| Given information |
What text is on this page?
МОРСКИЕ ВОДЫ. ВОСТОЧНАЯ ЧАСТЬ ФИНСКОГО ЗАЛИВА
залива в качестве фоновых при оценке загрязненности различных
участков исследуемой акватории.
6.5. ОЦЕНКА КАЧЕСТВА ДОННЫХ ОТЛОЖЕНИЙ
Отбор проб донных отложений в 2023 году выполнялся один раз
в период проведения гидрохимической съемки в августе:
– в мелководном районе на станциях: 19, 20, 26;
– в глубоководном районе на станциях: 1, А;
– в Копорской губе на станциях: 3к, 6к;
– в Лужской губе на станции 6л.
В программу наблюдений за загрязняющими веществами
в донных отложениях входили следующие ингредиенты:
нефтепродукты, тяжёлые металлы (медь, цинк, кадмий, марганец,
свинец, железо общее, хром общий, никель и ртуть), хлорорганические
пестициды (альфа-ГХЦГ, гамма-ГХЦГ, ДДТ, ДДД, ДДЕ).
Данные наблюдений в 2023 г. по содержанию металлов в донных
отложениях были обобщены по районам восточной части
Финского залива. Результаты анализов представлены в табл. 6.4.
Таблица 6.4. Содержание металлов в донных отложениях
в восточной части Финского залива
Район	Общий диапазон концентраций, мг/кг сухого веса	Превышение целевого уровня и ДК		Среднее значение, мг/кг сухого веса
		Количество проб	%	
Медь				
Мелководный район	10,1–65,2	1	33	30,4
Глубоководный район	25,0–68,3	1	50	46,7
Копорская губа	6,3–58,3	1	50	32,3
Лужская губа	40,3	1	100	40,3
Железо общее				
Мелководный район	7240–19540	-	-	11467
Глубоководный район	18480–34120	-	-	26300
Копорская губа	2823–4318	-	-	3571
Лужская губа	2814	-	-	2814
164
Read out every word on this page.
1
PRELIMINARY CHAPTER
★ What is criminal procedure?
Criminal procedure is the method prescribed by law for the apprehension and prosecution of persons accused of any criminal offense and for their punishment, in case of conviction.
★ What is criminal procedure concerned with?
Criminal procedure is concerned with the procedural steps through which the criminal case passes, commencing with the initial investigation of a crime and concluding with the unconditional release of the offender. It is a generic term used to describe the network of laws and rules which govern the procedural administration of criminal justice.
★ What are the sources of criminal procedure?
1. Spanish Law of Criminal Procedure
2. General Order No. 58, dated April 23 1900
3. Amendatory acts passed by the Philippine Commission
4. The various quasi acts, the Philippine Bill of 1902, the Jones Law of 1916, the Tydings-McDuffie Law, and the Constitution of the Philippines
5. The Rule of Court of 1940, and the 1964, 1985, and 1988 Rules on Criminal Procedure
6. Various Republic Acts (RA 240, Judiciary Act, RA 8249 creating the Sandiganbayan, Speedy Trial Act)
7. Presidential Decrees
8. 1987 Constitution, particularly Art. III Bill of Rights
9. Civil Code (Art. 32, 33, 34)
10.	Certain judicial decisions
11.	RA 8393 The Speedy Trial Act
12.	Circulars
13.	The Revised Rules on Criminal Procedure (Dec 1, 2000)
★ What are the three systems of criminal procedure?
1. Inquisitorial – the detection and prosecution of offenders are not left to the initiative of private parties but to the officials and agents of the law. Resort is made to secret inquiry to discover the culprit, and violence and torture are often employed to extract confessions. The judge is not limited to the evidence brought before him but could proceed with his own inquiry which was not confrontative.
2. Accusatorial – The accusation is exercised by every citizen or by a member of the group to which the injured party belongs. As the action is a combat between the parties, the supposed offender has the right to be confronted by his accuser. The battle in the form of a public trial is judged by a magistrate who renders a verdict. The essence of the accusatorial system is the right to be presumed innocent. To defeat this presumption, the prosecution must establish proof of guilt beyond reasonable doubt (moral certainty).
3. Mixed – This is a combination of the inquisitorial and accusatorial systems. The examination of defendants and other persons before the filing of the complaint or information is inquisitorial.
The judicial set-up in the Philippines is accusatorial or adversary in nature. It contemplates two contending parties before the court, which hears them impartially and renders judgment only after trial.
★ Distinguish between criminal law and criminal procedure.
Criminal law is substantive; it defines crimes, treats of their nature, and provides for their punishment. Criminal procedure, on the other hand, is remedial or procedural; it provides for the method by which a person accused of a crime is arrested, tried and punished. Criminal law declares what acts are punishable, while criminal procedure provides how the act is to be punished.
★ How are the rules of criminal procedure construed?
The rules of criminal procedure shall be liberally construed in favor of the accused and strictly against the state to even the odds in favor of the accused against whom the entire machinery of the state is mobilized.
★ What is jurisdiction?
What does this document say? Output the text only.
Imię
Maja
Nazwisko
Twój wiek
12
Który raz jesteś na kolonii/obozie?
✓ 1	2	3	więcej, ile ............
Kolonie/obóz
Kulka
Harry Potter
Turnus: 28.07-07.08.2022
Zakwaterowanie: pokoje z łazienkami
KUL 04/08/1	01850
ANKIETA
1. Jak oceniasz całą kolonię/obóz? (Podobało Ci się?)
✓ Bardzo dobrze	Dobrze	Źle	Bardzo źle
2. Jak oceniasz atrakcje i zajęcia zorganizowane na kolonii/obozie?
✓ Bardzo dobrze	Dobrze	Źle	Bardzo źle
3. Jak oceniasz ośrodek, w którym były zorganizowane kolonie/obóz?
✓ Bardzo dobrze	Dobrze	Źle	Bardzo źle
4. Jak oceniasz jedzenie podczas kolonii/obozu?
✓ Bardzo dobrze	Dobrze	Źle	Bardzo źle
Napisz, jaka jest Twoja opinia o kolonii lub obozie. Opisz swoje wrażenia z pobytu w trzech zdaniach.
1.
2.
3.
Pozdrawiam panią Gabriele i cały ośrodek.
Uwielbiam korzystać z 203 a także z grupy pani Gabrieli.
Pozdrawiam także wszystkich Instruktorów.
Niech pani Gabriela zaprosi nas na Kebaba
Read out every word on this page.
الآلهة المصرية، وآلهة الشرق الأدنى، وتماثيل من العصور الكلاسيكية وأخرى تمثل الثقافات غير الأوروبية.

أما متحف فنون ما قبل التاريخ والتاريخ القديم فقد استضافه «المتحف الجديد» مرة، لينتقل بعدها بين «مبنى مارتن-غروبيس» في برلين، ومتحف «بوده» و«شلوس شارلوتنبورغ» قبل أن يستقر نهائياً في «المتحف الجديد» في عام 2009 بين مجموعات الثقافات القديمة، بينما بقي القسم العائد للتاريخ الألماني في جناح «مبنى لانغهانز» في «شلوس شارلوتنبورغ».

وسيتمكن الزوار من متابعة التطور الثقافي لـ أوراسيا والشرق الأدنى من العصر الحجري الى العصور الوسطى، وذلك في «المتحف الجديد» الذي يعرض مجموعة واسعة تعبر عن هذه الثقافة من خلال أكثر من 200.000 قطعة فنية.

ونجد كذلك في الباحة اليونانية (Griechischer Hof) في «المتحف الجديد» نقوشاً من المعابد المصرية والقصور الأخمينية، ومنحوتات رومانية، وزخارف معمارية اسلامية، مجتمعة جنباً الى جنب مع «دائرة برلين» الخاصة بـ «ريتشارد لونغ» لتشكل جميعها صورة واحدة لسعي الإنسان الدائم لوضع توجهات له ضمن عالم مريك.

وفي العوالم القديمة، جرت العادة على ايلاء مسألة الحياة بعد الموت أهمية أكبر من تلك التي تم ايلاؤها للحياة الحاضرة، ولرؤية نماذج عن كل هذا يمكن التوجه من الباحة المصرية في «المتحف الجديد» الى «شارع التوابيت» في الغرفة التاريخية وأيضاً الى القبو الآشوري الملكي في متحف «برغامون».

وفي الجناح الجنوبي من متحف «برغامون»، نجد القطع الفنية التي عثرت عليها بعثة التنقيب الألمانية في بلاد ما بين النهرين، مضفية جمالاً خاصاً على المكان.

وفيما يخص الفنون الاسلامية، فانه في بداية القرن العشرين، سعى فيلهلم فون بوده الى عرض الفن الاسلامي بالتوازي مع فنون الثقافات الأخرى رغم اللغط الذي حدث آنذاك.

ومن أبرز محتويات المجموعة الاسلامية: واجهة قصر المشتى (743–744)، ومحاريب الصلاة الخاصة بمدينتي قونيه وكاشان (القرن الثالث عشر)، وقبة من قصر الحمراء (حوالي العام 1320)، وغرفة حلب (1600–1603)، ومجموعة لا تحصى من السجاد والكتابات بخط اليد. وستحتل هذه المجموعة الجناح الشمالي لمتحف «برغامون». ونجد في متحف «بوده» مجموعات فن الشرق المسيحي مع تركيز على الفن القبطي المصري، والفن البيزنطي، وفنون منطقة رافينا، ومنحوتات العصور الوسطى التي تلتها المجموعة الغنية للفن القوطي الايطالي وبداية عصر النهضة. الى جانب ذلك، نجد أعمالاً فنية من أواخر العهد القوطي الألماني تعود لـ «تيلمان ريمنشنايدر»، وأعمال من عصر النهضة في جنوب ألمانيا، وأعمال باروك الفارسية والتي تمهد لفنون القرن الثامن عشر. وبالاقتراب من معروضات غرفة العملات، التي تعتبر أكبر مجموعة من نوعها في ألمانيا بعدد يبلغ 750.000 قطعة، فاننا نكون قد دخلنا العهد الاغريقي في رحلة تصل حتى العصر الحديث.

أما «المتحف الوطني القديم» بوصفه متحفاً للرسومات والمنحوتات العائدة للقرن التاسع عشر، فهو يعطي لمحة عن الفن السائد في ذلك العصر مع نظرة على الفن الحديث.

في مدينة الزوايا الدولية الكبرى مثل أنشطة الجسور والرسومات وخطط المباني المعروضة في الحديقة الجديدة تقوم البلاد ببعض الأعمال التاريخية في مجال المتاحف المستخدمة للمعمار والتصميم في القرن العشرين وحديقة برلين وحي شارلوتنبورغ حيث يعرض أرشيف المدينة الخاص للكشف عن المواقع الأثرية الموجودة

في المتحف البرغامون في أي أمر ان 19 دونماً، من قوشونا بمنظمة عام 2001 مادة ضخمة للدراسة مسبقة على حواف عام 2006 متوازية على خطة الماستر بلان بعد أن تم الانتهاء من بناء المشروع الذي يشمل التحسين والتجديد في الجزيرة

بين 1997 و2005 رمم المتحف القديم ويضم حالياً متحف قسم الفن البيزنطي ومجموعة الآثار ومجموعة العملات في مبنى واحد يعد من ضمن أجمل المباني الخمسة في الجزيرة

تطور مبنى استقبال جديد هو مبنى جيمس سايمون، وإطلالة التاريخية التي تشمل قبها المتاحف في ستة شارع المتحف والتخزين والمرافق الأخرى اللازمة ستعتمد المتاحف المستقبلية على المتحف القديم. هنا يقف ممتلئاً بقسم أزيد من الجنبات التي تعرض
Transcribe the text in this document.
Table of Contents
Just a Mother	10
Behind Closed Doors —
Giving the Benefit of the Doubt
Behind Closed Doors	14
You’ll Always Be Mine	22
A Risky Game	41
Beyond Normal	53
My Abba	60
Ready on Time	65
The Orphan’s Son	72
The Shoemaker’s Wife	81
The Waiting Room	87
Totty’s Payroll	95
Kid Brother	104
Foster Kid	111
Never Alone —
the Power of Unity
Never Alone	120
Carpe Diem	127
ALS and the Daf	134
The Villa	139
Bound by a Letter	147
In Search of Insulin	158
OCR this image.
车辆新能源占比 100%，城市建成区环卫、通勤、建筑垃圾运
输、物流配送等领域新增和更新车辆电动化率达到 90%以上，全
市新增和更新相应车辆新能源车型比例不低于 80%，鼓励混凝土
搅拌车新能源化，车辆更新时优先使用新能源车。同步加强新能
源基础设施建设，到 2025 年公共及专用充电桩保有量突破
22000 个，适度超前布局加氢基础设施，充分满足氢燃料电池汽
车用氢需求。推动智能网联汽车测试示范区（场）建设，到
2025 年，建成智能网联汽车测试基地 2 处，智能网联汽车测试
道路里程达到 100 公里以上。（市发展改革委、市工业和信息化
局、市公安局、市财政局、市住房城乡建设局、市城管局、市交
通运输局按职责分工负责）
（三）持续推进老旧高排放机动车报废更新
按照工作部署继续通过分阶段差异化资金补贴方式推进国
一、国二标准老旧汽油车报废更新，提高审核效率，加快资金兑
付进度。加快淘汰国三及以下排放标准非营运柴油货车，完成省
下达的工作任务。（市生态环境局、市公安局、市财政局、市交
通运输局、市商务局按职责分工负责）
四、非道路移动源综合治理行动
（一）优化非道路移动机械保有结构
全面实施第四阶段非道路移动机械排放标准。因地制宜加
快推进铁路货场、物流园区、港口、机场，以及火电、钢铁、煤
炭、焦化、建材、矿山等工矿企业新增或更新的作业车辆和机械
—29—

| Requirement |
Pull out every line in the material above where "oceniasz" occurs.

| Reply |
1. Jak oceniasz całą kolonię/obóz? (Podobało Ci się?)
2. Jak oceniasz atrakcje i zajęcia zorganizowane na kolonii/obozie?
3. Jak oceniasz ośrodek, w którym były zorganizowane kolonie/obóz?
4. Jak oceniasz jedzenie podczas kolonii/obozu?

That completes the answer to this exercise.